## Exercise prompt
Check each line of the records for "this"; collect those that have it.

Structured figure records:
+++

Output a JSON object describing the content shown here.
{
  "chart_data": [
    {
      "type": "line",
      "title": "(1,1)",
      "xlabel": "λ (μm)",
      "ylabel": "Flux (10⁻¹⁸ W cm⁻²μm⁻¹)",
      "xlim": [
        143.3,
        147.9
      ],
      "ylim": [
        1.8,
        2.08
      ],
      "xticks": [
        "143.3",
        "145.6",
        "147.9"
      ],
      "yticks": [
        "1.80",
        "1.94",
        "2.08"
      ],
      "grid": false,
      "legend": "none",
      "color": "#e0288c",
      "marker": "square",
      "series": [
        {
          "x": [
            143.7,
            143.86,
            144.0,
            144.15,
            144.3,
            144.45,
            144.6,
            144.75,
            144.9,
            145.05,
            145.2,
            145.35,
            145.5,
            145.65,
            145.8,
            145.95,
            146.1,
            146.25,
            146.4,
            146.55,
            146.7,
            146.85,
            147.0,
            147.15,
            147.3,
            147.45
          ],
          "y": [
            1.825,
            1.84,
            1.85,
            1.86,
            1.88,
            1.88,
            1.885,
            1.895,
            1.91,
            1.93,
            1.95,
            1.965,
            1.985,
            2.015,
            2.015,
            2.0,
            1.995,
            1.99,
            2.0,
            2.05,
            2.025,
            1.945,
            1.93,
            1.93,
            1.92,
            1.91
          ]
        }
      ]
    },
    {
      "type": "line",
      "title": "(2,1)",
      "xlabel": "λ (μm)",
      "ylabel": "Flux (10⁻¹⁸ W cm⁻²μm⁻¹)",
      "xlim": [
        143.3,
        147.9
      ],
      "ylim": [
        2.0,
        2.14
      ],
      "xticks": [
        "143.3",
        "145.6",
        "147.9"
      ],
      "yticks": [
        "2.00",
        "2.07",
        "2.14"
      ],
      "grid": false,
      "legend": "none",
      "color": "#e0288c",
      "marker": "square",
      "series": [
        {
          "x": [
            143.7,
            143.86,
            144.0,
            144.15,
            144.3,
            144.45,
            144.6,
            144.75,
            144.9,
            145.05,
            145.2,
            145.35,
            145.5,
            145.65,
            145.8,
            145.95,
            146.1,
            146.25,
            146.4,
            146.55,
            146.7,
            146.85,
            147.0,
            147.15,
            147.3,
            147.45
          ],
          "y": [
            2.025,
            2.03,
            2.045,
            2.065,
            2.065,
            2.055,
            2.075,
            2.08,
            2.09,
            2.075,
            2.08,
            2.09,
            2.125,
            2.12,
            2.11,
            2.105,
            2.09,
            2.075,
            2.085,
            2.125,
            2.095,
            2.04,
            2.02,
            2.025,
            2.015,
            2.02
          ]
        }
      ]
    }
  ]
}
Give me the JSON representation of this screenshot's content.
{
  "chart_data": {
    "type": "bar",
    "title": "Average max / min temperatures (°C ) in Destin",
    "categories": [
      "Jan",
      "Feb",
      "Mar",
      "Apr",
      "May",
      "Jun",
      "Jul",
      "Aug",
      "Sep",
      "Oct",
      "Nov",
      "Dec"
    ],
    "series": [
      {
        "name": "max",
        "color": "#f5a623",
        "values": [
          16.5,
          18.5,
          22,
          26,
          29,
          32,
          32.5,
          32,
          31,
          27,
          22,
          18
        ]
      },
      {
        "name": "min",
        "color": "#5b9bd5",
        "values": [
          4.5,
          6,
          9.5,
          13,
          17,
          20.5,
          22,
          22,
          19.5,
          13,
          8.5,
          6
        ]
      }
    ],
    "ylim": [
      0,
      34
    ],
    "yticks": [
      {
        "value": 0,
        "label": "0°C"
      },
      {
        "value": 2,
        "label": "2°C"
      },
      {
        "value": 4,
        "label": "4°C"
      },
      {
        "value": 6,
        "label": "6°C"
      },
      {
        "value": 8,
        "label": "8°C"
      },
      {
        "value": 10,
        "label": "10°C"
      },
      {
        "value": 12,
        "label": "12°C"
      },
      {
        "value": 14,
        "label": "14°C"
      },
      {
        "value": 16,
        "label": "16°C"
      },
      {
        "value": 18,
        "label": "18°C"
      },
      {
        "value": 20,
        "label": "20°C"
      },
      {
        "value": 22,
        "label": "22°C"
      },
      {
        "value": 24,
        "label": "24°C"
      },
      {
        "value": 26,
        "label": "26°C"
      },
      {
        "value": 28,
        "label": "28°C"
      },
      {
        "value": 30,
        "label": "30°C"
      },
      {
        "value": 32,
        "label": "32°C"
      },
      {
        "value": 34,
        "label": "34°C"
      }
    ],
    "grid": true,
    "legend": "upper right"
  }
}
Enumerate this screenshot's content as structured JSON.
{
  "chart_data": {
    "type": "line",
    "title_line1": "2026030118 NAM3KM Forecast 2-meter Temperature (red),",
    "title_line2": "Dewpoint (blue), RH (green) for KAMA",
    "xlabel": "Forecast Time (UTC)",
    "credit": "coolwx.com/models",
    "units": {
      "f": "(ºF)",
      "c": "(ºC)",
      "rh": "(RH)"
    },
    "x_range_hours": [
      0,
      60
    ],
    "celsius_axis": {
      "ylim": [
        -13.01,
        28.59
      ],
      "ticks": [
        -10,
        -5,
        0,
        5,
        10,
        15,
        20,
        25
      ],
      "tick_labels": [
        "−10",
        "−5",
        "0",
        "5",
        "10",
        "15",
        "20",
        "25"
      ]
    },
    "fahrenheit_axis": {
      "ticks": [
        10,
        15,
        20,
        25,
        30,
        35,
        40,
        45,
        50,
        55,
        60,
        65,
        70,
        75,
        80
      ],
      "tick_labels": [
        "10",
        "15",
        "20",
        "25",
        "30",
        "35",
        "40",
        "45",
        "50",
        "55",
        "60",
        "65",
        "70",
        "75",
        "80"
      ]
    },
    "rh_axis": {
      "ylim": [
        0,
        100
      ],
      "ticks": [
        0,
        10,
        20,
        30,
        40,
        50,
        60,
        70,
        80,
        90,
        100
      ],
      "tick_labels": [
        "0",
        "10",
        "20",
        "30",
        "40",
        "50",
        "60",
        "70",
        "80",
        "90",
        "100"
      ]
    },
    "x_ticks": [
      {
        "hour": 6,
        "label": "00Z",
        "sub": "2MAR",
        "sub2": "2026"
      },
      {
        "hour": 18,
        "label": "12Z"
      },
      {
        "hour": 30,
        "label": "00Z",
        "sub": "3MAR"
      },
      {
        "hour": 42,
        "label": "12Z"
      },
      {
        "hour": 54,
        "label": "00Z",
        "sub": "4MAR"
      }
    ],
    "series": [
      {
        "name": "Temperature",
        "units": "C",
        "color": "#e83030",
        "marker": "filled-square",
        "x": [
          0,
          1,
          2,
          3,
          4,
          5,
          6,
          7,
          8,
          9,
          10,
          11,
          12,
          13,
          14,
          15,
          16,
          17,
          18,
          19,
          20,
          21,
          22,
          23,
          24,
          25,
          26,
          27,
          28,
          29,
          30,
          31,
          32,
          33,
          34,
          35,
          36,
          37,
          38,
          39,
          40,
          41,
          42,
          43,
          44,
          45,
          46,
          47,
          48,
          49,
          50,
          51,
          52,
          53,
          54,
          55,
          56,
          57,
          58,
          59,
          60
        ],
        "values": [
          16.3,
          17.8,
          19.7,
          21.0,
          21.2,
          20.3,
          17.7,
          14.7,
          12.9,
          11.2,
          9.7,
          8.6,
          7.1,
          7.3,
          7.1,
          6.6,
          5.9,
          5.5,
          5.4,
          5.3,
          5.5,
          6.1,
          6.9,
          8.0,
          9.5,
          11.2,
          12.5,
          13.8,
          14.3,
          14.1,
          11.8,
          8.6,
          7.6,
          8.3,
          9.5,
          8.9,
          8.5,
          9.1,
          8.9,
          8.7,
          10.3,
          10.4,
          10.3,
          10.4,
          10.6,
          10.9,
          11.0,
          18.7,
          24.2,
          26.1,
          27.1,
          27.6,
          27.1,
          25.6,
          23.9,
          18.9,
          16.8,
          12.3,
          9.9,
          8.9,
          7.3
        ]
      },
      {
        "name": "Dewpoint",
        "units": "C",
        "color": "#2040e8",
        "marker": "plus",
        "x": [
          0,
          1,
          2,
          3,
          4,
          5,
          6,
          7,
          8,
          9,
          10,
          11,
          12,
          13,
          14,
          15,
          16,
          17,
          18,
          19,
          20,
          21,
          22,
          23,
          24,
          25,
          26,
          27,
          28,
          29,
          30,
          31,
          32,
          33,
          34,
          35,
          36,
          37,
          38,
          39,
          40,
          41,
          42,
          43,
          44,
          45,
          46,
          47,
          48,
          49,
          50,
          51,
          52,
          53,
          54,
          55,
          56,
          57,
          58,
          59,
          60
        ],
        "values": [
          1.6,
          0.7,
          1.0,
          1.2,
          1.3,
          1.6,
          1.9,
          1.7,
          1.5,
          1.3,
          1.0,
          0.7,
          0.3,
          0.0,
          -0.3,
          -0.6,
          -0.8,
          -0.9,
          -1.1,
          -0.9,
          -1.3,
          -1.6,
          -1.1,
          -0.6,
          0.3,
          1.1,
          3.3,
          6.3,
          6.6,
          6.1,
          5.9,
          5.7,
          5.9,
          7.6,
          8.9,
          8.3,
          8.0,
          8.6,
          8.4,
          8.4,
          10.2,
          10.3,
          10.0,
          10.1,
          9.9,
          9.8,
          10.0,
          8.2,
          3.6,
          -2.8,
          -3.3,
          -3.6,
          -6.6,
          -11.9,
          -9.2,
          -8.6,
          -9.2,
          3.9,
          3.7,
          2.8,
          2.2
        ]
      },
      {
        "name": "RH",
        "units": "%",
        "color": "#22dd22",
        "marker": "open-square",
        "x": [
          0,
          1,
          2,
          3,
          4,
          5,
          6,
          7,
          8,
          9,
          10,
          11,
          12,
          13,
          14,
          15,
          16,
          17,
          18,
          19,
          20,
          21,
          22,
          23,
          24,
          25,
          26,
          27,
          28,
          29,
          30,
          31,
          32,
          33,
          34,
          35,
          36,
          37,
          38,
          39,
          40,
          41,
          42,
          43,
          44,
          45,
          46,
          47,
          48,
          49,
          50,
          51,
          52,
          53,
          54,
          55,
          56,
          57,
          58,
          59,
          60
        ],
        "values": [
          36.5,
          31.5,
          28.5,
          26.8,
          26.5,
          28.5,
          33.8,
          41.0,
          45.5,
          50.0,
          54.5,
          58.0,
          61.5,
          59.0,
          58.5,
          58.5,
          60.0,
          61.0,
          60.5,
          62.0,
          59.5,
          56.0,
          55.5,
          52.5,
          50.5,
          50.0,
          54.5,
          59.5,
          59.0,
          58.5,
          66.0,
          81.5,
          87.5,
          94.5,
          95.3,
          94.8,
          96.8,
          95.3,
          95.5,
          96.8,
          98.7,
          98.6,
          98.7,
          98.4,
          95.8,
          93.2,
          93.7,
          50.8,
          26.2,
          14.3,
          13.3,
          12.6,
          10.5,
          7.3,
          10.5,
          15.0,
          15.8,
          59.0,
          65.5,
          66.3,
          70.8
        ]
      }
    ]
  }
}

+++

## Response below
Give me the JSON representation of this screenshot's content.
Enumerate this screenshot's content as structured JSON.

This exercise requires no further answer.